**WRITTEN PROBLEM**. Repeat the entries that follow verbatim, without any of their pictures.

Collected data:
________
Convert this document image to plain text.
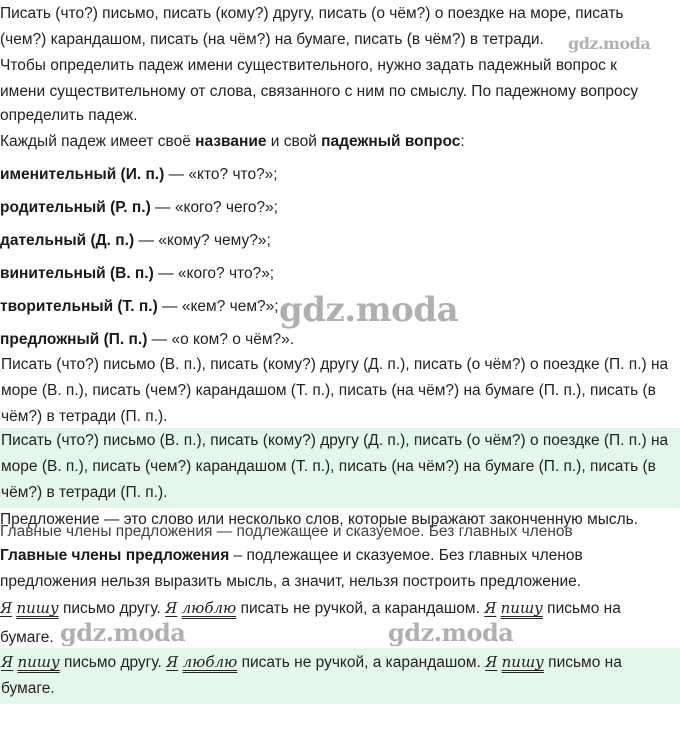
Писать (что?) письмо, писать (кому?) другу, писать (о чём?) о поездке на море, писать
(чем?) карандашом, писать (на чём?) на бумаге, писать (в чём?) в тетради. gdz.moda
Чтобы определить падеж имени существительного, нужно задать падежный вопрос к
имени существительному от слова, связанного с ним по смыслу. По падежному вопросу
определить падеж.
Каждый падеж имеет своё название и свой падежный вопрос:
именительный (И. п.) — «кто? что?»;
родительный (Р. п.) — «кого? чего?»;
дательный (Д. п.) — «кому? чему?»;
винительный (В. п.) — «кого? что?»;
творительный (Т. п.) — «кем? чем?»;
предложный (П. п.) — «о ком? о чём?».
gdz.moda
Писать (что?) письмо (В. п.), писать (кому?) другу (Д. п.), писать (о чём?) о поездке (П. п.) на
море (В. п.), писать (чем?) карандашом (Т. п.), писать (на чём?) на бумаге (П. п.), писать (в
чём?) в тетради (П. п.).
Писать (что?) письмо (В. п.), писать (кому?) другу (Д. п.), писать (о чём?) о поездке (П. п.) на
море (В. п.), писать (чем?) карандашом (Т. п.), писать (на чём?) на бумаге (П. п.), писать (в
чём?) в тетради (П. п.).
Предложение — это слово или несколько слов, которые выражают законченную мысль.
Главные члены предложения — подлежащее и сказуемое. Без главных членов
Главные члены предложения – подлежащее и сказуемое. Без главных членов
предложения нельзя выразить мысль, а значит, нельзя построить предложение.
Я пишу письмо другу. Я люблю писать не ручкой, а карандашом. Я пишу письмо на
бумаге. gdz.moda	gdz.moda
Я пишу письмо другу. Я люблю писать не ручкой, а карандашом. Я пишу письмо на
бумаге.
________
**WRITTEN REPLY**.
Convert this document image to plain text.
Писать (что?) письмо, писать (кому?) другу, писать (о чём?) о поездке на море, писать
(чем?) карандашом, писать (на чём?) на бумаге, писать (в чём?) в тетради. gdz.moda
Чтобы определить падеж имени существительного, нужно задать падежный вопрос к
имени существительному от слова, связанного с ним по смыслу. По падежному вопросу
определить падеж.
Каждый падеж имеет своё название и свой падежный вопрос:
именительный (И. п.) — «кто? что?»;
родительный (Р. п.) — «кого? чего?»;
дательный (Д. п.) — «кому? чему?»;
винительный (В. п.) — «кого? что?»;
творительный (Т. п.) — «кем? чем?»;
предложный (П. п.) — «о ком? о чём?».
gdz.moda
Писать (что?) письмо (В. п.), писать (кому?) другу (Д. п.), писать (о чём?) о поездке (П. п.) на
море (В. п.), писать (чем?) карандашом (Т. п.), писать (на чём?) на бумаге (П. п.), писать (в
чём?) в тетради (П. п.).
Писать (что?) письмо (В. п.), писать (кому?) другу (Д. п.), писать (о чём?) о поездке (П. п.) на
море (В. п.), писать (чем?) карандашом (Т. п.), писать (на чём?) на бумаге (П. п.), писать (в
чём?) в тетради (П. п.).
Предложение — это слово или несколько слов, которые выражают законченную мысль.
Главные члены предложения — подлежащее и сказуемое. Без главных членов
Главные члены предложения – подлежащее и сказуемое. Без главных членов
предложения нельзя выразить мысль, а значит, нельзя построить предложение.
Я пишу письмо другу. Я люблю писать не ручкой, а карандашом. Я пишу письмо на
бумаге. gdz.moda	gdz.moda
Я пишу письмо другу. Я люблю писать не ручкой, а карандашом. Я пишу письмо на
бумаге.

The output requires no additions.